### Tasks for this exercise
1. From the passage about the '72 Chevy Stepside, rewrite the part that begins at the words "The whole point" and stops after "persistence paid off.", changing "truck" to "pickup".
2. According to the passage about the '72 Chevy Stepside, since what year has Robert Sapp owned the truck?

### Quoted passage
--------

The whole point of building a custom truck, or any type of hot rod, is to have something different. Something nobody else has. Something uniquely yours.
Robert Sapp, the builder and owner of this homegrown '72 Chevy Stepside, knows that as well as anybody. He's owned the truck since 2006, but he's had his eye on it almost since the day his brother bought it in the late '70s. In the years that followed, Robert kept his brother informed that he'd like to have the truck someday, and eventually his persistence paid off.
After studying the truck and thinking about how he wanted to build it, Robert realized that nothing less than a frame-up restoration was in order--new drivetrain, rebuilt chassis, tires and wheels, refinished interior-the works. He knew that even with complete inside and out upgrades, he didn't want to make any exterior modifications that would disguise the lines of this last-of-the-series body.

--------

### Supplied entries
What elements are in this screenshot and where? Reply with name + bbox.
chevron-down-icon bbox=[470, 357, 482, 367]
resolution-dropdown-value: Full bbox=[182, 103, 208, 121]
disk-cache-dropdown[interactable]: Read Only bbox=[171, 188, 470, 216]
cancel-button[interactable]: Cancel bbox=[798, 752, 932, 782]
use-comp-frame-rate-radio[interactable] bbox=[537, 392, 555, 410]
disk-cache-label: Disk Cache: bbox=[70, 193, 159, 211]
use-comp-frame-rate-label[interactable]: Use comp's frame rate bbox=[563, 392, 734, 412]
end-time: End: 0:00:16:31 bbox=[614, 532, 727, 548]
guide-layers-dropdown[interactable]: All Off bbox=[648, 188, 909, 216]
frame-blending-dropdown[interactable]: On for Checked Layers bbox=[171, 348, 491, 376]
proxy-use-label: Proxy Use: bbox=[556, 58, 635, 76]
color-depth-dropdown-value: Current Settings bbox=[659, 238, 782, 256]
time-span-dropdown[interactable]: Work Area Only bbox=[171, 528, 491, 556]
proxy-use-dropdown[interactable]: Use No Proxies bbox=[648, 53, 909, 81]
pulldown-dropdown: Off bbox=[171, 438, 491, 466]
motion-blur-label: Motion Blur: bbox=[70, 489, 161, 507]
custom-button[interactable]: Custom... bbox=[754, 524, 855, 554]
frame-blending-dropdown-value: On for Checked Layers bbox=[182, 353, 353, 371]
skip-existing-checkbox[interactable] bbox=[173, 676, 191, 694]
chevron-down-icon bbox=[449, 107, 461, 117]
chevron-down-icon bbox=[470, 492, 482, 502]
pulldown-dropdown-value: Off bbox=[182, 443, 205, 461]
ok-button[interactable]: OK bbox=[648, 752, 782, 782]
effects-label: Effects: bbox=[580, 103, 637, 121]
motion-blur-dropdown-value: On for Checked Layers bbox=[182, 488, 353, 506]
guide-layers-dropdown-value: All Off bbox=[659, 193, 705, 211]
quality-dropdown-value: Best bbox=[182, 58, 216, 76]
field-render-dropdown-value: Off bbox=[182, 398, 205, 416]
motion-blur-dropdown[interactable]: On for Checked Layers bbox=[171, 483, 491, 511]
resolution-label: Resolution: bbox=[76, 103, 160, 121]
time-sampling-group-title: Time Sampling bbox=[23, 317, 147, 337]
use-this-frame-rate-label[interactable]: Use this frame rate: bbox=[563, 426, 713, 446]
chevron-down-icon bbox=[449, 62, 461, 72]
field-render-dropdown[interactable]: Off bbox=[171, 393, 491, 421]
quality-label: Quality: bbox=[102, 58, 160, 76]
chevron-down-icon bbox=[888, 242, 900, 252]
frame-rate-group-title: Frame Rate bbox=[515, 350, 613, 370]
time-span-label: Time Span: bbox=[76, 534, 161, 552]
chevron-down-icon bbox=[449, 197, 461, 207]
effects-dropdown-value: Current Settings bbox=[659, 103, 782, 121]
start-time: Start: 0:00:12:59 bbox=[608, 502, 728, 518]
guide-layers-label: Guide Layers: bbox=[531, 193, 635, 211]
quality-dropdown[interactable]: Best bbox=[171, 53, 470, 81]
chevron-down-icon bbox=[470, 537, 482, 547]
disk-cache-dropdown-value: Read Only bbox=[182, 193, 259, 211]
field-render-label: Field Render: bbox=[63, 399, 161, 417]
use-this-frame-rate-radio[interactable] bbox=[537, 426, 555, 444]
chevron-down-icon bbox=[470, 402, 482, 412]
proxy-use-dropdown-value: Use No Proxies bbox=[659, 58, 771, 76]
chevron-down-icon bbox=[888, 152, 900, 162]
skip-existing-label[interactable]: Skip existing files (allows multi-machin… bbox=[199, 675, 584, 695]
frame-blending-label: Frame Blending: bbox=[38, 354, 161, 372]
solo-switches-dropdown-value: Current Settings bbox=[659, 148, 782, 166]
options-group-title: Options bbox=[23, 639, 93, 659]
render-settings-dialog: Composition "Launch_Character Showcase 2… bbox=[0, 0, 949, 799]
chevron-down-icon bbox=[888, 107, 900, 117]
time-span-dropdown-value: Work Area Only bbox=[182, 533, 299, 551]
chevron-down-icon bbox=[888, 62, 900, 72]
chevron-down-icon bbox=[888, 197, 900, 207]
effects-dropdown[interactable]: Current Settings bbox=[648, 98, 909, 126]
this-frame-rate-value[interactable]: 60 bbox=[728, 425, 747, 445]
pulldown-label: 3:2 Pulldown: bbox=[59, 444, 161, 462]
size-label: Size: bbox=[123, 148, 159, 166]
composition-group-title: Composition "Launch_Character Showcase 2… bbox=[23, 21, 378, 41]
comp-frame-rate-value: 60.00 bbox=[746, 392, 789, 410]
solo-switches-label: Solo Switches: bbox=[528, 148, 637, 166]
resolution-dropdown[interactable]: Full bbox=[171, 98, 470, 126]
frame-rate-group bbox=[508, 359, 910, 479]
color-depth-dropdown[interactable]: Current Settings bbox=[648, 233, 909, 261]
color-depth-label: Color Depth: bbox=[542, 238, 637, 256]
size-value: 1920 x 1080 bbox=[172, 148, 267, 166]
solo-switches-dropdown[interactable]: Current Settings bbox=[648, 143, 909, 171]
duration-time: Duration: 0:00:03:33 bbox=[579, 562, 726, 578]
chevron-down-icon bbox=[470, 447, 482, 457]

--------

### Answers below
1.
The whole point of building a custom pickup, or any type of hot rod, is to have something different. Something nobody else has. Something uniquely yours.
Robert Sapp, the builder and owner of this homegrown '72 Chevy Stepside, knows that as well as anybody. He's owned the pickup since 2006, but he's had his eye on it almost since the day his brother bought it in the late '70s. In the years that followed, Robert kept his brother informed that he'd like to have the pickup someday, and eventually his persistence paid off.

2. Since 2006.